Uma carta a José Sócrates com 600 anos

Esta semana, o juiz de instrução decide se o antigo primeiro-ministro vai a julgamento e por que crimes. Há quem já esteja a antecipar um forte abalo na justiça ou na política, consoante a decisão.

Os 28 arguidos da Operação Marquês vão saber, esta sexta-feira, se vão ou não a julgamento, estando acusados ao todo de 188 crimes. Não é 8, nem 80, são 188.

Será o juiz Ivo Rosa a decidir se fará ou não a pronúncia e será também o madeirense a decidir os crimes pelos quais estes arguidos terão de responder em julgamento. A figura principal e mais mediática desta investigação é o antigo primeiro-ministro José Sócrates, acusado de 31 crimes (três de corrupção, três de fraude fiscal qualificada, 16 de branqueamento de capitais e nove de falsificação de documentos).

Tendo em conta a robustez das acusações e os 38 recursos de contestação a decisões do juiz Carlos Alexandre e do Ministério Público feitos por José Sócrates desde o dia em que foi preso preventivamente, — e com 37 decisões sempre favoráveis à acusação (a exceção foi de uma decisão do juiz Rui Rangel), — seria de esperar que a decisão na fase de instrução fosse uma mera formalidade.

**EXCERTO DA FONTE:**
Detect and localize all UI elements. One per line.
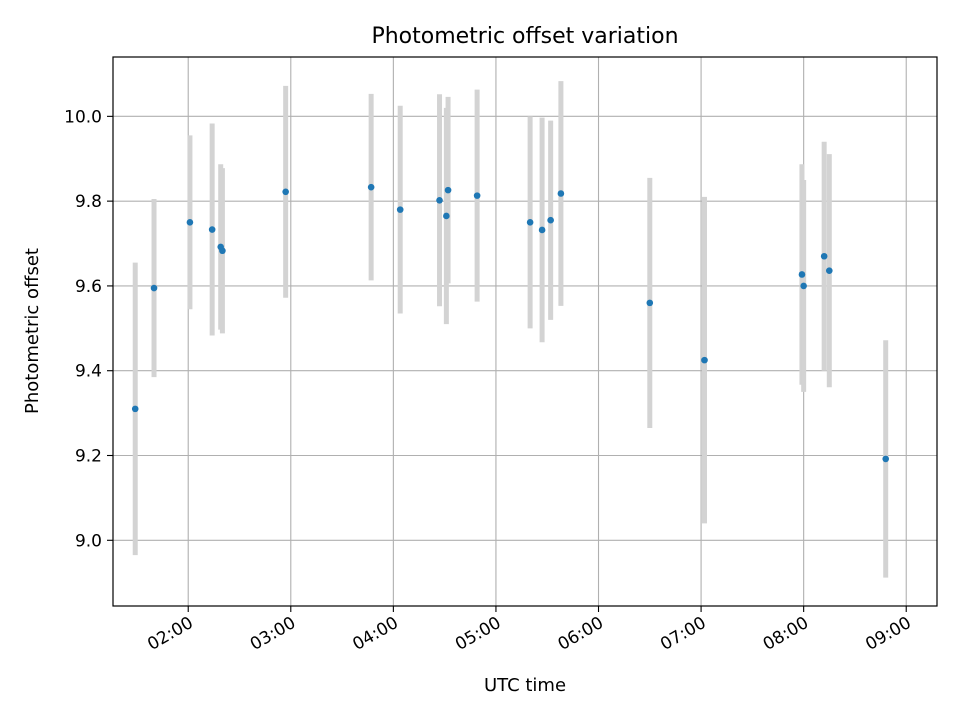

**EXERCÍCIO:** No texto sobre a Operação Marquês, de quantos crimes é acusado o antigo primeiro-ministro José Sócrates?

**EXERCÍCIO RESOLVIDO:** José Sócrates é acusado de 31 crimes.